WHAT NEEDS TO BE DONE.
Would you quote the material below in full and unchanged?
** START OF DATA SUPPLIED **
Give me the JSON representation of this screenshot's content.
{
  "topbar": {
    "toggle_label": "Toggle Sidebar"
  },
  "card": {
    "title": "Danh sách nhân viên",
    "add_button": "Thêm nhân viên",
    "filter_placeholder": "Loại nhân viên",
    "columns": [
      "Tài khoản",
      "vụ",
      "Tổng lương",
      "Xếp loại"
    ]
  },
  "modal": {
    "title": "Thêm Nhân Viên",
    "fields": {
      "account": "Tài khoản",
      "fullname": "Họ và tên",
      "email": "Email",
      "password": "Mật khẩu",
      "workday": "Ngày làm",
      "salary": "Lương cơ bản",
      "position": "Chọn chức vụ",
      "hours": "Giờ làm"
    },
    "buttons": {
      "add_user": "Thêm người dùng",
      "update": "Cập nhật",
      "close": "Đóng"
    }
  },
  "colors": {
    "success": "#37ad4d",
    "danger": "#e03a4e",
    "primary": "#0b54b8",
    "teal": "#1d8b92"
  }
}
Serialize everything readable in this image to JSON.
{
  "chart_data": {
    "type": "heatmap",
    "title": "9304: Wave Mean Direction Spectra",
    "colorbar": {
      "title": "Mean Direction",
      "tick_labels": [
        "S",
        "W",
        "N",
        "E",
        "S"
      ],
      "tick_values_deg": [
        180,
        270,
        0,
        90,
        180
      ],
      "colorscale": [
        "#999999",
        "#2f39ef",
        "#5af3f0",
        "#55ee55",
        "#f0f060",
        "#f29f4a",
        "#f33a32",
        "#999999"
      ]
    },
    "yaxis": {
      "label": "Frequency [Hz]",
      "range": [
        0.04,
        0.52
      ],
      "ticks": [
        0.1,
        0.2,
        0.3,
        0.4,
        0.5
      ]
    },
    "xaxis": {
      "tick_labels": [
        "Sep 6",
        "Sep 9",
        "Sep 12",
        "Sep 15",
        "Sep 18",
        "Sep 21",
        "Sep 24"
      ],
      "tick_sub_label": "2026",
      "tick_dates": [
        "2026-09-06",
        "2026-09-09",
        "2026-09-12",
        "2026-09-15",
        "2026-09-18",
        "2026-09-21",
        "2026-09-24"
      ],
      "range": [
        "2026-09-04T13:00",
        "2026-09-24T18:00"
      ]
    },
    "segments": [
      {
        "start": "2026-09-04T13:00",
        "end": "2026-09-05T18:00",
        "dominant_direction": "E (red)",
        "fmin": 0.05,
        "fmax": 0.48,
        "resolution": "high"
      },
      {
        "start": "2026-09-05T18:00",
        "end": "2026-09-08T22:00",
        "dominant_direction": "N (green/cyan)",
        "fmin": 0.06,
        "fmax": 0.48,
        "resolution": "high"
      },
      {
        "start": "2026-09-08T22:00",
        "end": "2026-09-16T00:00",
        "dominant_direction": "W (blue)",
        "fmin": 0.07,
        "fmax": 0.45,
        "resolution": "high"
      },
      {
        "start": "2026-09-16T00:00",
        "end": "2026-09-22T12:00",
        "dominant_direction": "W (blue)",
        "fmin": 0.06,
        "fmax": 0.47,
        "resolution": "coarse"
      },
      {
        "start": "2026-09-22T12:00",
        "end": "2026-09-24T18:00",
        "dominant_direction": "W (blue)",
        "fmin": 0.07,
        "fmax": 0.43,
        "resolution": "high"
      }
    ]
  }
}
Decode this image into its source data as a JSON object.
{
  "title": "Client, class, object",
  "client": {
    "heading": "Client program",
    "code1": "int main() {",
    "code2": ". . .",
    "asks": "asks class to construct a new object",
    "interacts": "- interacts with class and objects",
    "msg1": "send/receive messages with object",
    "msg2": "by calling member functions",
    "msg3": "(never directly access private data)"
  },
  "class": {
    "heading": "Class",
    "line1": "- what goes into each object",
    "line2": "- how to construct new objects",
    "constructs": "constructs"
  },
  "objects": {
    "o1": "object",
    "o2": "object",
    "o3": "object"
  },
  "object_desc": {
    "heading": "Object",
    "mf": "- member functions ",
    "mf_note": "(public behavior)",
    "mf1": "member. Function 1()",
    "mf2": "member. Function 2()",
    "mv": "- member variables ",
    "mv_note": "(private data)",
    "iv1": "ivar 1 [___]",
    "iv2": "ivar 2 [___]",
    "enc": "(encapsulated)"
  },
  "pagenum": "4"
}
** END OF DATA SUPPLIED **
OUTPUT OF THE EXERCISE.
Give me the JSON representation of this screenshot's content.
{
  "topbar": {
    "toggle_label": "Toggle Sidebar"
  },
  "card": {
    "title": "Danh sách nhân viên",
    "add_button": "Thêm nhân viên",
    "filter_placeholder": "Loại nhân viên",
    "columns": [
      "Tài khoản",
      "vụ",
      "Tổng lương",
      "Xếp loại"
    ]
  },
  "modal": {
    "title": "Thêm Nhân Viên",
    "fields": {
      "account": "Tài khoản",
      "fullname": "Họ và tên",
      "email": "Email",
      "password": "Mật khẩu",
      "workday": "Ngày làm",
      "salary": "Lương cơ bản",
      "position": "Chọn chức vụ",
      "hours": "Giờ làm"
    },
    "buttons": {
      "add_user": "Thêm người dùng",
      "update": "Cập nhật",
      "close": "Đóng"
    }
  },
  "colors": {
    "success": "#37ad4d",
    "danger": "#e03a4e",
    "primary": "#0b54b8",
    "teal": "#1d8b92"
  }
}
Serialize everything readable in this image to JSON.
{
  "chart_data": {
    "type": "heatmap",
    "title": "9304: Wave Mean Direction Spectra",
    "colorbar": {
      "title": "Mean Direction",
      "tick_labels": [
        "S",
        "W",
        "N",
        "E",
        "S"
      ],
      "tick_values_deg": [
        180,
        270,
        0,
        90,
        180
      ],
      "colorscale": [
        "#999999",
        "#2f39ef",
        "#5af3f0",
        "#55ee55",
        "#f0f060",
        "#f29f4a",
        "#f33a32",
        "#999999"
      ]
    },
    "yaxis": {
      "label": "Frequency [Hz]",
      "range": [
        0.04,
        0.52
      ],
      "ticks": [
        0.1,
        0.2,
        0.3,
        0.4,
        0.5
      ]
    },
    "xaxis": {
      "tick_labels": [
        "Sep 6",
        "Sep 9",
        "Sep 12",
        "Sep 15",
        "Sep 18",
        "Sep 21",
        "Sep 24"
      ],
      "tick_sub_label": "2026",
      "tick_dates": [
        "2026-09-06",
        "2026-09-09",
        "2026-09-12",
        "2026-09-15",
        "2026-09-18",
        "2026-09-21",
        "2026-09-24"
      ],
      "range": [
        "2026-09-04T13:00",
        "2026-09-24T18:00"
      ]
    },
    "segments": [
      {
        "start": "2026-09-04T13:00",
        "end": "2026-09-05T18:00",
        "dominant_direction": "E (red)",
        "fmin": 0.05,
        "fmax": 0.48,
        "resolution": "high"
      },
      {
        "start": "2026-09-05T18:00",
        "end": "2026-09-08T22:00",
        "dominant_direction": "N (green/cyan)",
        "fmin": 0.06,
        "fmax": 0.48,
        "resolution": "high"
      },
      {
        "start": "2026-09-08T22:00",
        "end": "2026-09-16T00:00",
        "dominant_direction": "W (blue)",
        "fmin": 0.07,
        "fmax": 0.45,
        "resolution": "high"
      },
      {
        "start": "2026-09-16T00:00",
        "end": "2026-09-22T12:00",
        "dominant_direction": "W (blue)",
        "fmin": 0.06,
        "fmax": 0.47,
        "resolution": "coarse"
      },
      {
        "start": "2026-09-22T12:00",
        "end": "2026-09-24T18:00",
        "dominant_direction": "W (blue)",
        "fmin": 0.07,
        "fmax": 0.43,
        "resolution": "high"
      }
    ]
  }
}
Decode this image into its source data as a JSON object.
{
  "title": "Client, class, object",
  "client": {
    "heading": "Client program",
    "code1": "int main() {",
    "code2": ". . .",
    "asks": "asks class to construct a new object",
    "interacts": "- interacts with class and objects",
    "msg1": "send/receive messages with object",
    "msg2": "by calling member functions",
    "msg3": "(never directly access private data)"
  },
  "class": {
    "heading": "Class",
    "line1": "- what goes into each object",
    "line2": "- how to construct new objects",
    "constructs": "constructs"
  },
  "objects": {
    "o1": "object",
    "o2": "object",
    "o3": "object"
  },
  "object_desc": {
    "heading": "Object",
    "mf": "- member functions ",
    "mf_note": "(public behavior)",
    "mf1": "member. Function 1()",
    "mf2": "member. Function 2()",
    "mv": "- member variables ",
    "mv_note": "(private data)",
    "iv1": "ivar 1 [___]",
    "iv2": "ivar 2 [___]",
    "enc": "(encapsulated)"
  },
  "pagenum": "4"
}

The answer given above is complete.